---------- Records provided

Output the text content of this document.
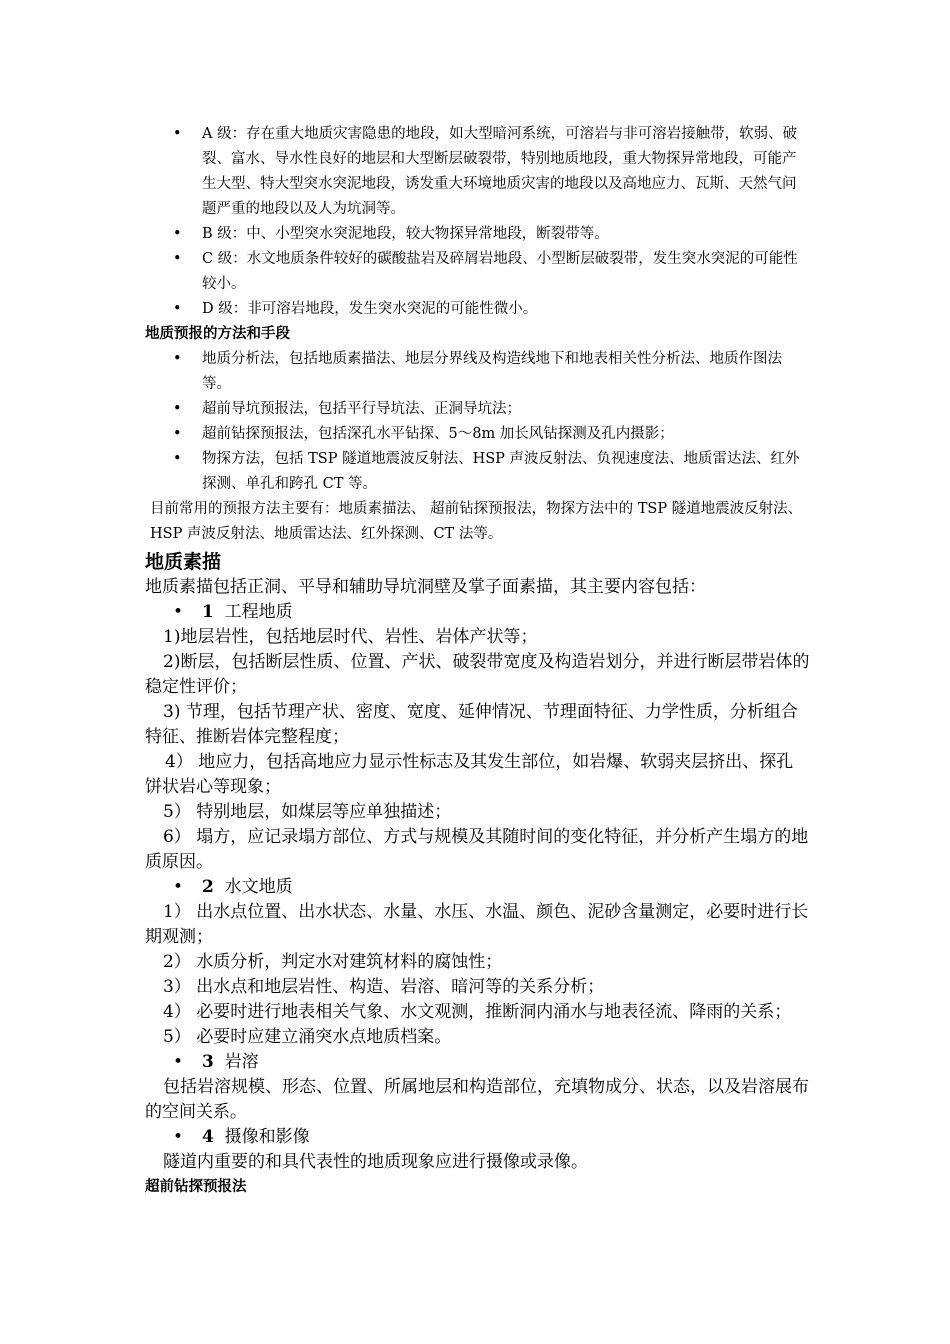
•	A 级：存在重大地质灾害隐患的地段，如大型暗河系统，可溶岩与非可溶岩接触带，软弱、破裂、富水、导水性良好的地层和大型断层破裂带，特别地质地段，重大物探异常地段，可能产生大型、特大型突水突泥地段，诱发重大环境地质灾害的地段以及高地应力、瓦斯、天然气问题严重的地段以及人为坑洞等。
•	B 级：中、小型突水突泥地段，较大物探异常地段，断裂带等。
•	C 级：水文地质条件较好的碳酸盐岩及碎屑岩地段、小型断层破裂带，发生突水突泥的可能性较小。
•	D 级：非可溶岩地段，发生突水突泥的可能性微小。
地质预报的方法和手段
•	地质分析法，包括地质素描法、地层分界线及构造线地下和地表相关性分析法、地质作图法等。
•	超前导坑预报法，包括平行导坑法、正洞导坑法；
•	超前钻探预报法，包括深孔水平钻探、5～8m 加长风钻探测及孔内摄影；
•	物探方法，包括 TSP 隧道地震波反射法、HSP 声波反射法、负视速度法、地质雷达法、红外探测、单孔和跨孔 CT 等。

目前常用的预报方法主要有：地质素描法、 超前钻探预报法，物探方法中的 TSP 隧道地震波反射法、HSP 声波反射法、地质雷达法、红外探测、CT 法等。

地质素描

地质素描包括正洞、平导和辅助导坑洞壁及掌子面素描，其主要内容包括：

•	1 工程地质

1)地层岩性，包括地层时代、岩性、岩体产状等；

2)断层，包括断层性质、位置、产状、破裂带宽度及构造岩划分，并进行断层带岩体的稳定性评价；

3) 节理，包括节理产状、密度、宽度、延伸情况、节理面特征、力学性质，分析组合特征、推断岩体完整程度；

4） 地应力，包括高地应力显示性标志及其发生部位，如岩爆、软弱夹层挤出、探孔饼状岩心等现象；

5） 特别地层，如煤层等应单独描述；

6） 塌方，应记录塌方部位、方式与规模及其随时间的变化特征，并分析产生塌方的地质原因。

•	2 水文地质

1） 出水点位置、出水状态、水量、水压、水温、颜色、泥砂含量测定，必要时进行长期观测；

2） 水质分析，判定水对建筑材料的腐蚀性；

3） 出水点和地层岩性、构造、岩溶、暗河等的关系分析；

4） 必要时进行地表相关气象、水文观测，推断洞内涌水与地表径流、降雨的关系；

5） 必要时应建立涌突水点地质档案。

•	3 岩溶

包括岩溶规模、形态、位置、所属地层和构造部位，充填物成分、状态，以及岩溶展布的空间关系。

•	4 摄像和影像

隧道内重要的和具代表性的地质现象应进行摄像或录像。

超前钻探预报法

--------------------

To be done
Copy the listing word for word, excluding its pictures.

Correct answer
Output the text content of this document.
•	A 级：存在重大地质灾害隐患的地段，如大型暗河系统，可溶岩与非可溶岩接触带，软弱、破裂、富水、导水性良好的地层和大型断层破裂带，特别地质地段，重大物探异常地段，可能产生大型、特大型突水突泥地段，诱发重大环境地质灾害的地段以及高地应力、瓦斯、天然气问题严重的地段以及人为坑洞等。
•	B 级：中、小型突水突泥地段，较大物探异常地段，断裂带等。
•	C 级：水文地质条件较好的碳酸盐岩及碎屑岩地段、小型断层破裂带，发生突水突泥的可能性较小。
•	D 级：非可溶岩地段，发生突水突泥的可能性微小。
地质预报的方法和手段
•	地质分析法，包括地质素描法、地层分界线及构造线地下和地表相关性分析法、地质作图法等。
•	超前导坑预报法，包括平行导坑法、正洞导坑法；
•	超前钻探预报法，包括深孔水平钻探、5～8m 加长风钻探测及孔内摄影；
•	物探方法，包括 TSP 隧道地震波反射法、HSP 声波反射法、负视速度法、地质雷达法、红外探测、单孔和跨孔 CT 等。

目前常用的预报方法主要有：地质素描法、 超前钻探预报法，物探方法中的 TSP 隧道地震波反射法、HSP 声波反射法、地质雷达法、红外探测、CT 法等。

地质素描

地质素描包括正洞、平导和辅助导坑洞壁及掌子面素描，其主要内容包括：

•	1 工程地质

1)地层岩性，包括地层时代、岩性、岩体产状等；

2)断层，包括断层性质、位置、产状、破裂带宽度及构造岩划分，并进行断层带岩体的稳定性评价；

3) 节理，包括节理产状、密度、宽度、延伸情况、节理面特征、力学性质，分析组合特征、推断岩体完整程度；

4） 地应力，包括高地应力显示性标志及其发生部位，如岩爆、软弱夹层挤出、探孔饼状岩心等现象；

5） 特别地层，如煤层等应单独描述；

6） 塌方，应记录塌方部位、方式与规模及其随时间的变化特征，并分析产生塌方的地质原因。

•	2 水文地质

1） 出水点位置、出水状态、水量、水压、水温、颜色、泥砂含量测定，必要时进行长期观测；

2） 水质分析，判定水对建筑材料的腐蚀性；

3） 出水点和地层岩性、构造、岩溶、暗河等的关系分析；

4） 必要时进行地表相关气象、水文观测，推断洞内涌水与地表径流、降雨的关系；

5） 必要时应建立涌突水点地质档案。

•	3 岩溶

包括岩溶规模、形态、位置、所属地层和构造部位，充填物成分、状态，以及岩溶展布的空间关系。

•	4 摄像和影像

隧道内重要的和具代表性的地质现象应进行摄像或录像。

超前钻探预报法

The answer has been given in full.